-- Start of Entries supplied --

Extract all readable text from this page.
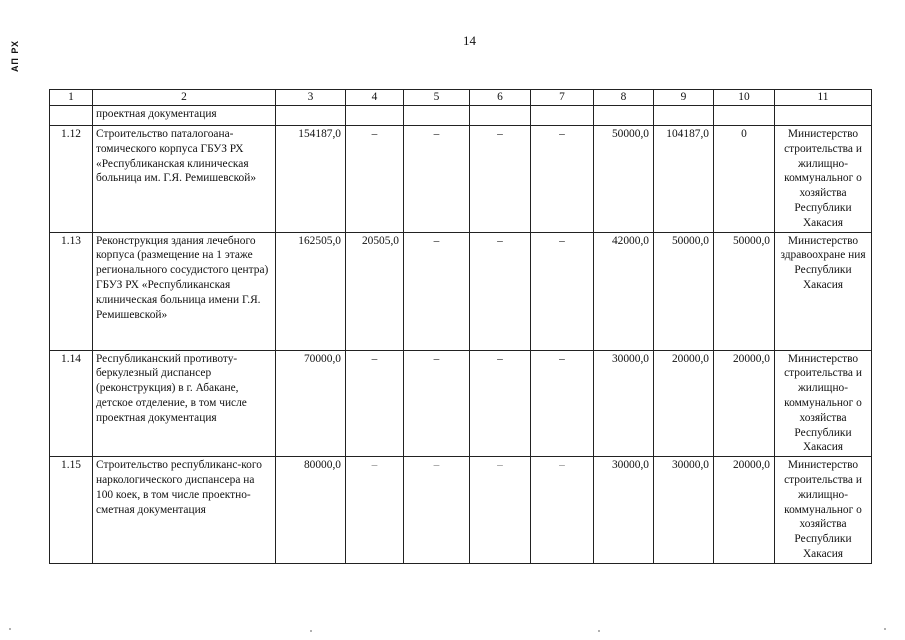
АП РХ	14
1	2	3	4	5	6	7	8	9	10	11
	проектная документация									
1.12	Строительство паталогоана-томического корпуса ГБУЗ РХ «Республиканская клиническая больница им. Г.Я. Ремишевской»	154187,0	–	–	–	–	50000,0	104187,0	0	Министерство строительства и жилищно-коммунальног о хозяйства Республики Хакасия
1.13	Реконструкция здания лечебного корпуса (размещение на 1 этаже регионального сосудистого центра) ГБУЗ РХ «Республиканская клиническая больница имени Г.Я. Ремишевской»	162505,0	20505,0	–	–	–	42000,0	50000,0	50000,0	Министерство здравоохране ния Республики Хакасия
1.14	Республиканский противоту-беркулезный диспансер (реконструкция) в г. Абакане, детское отделение, в том числе проектная документация	70000,0	–	–	–	–	30000,0	20000,0	20000,0	Министерство строительства и жилищно-коммунальног о хозяйства Республики Хакасия
1.15	Строительство республиканс-кого наркологического диспансера на 100 коек, в том числе проектно-сметная документация	80000,0	–	–	–	–	30000,0	30000,0	20000,0	Министерство строительства и жилищно-коммунальног о хозяйства Республики Хакасия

-- End of Entries supplied --

▶ [What to produce]: Every line above should be returned exactly; the pictures stay out.

▶ [Final result]:
Extract all readable text from this page.
АП РХ	14
1	2	3	4	5	6	7	8	9	10	11
	проектная документация									
1.12	Строительство паталогоана-томического корпуса ГБУЗ РХ «Республиканская клиническая больница им. Г.Я. Ремишевской»	154187,0	–	–	–	–	50000,0	104187,0	0	Министерство строительства и жилищно-коммунальног о хозяйства Республики Хакасия
1.13	Реконструкция здания лечебного корпуса (размещение на 1 этаже регионального сосудистого центра) ГБУЗ РХ «Республиканская клиническая больница имени Г.Я. Ремишевской»	162505,0	20505,0	–	–	–	42000,0	50000,0	50000,0	Министерство здравоохране ния Республики Хакасия
1.14	Республиканский противоту-беркулезный диспансер (реконструкция) в г. Абакане, детское отделение, в том числе проектная документация	70000,0	–	–	–	–	30000,0	20000,0	20000,0	Министерство строительства и жилищно-коммунальног о хозяйства Республики Хакасия
1.15	Строительство республиканс-кого наркологического диспансера на 100 коек, в том числе проектно-сметная документация	80000,0	–	–	–	–	30000,0	30000,0	20000,0	Министерство строительства и жилищно-коммунальног о хозяйства Республики Хакасия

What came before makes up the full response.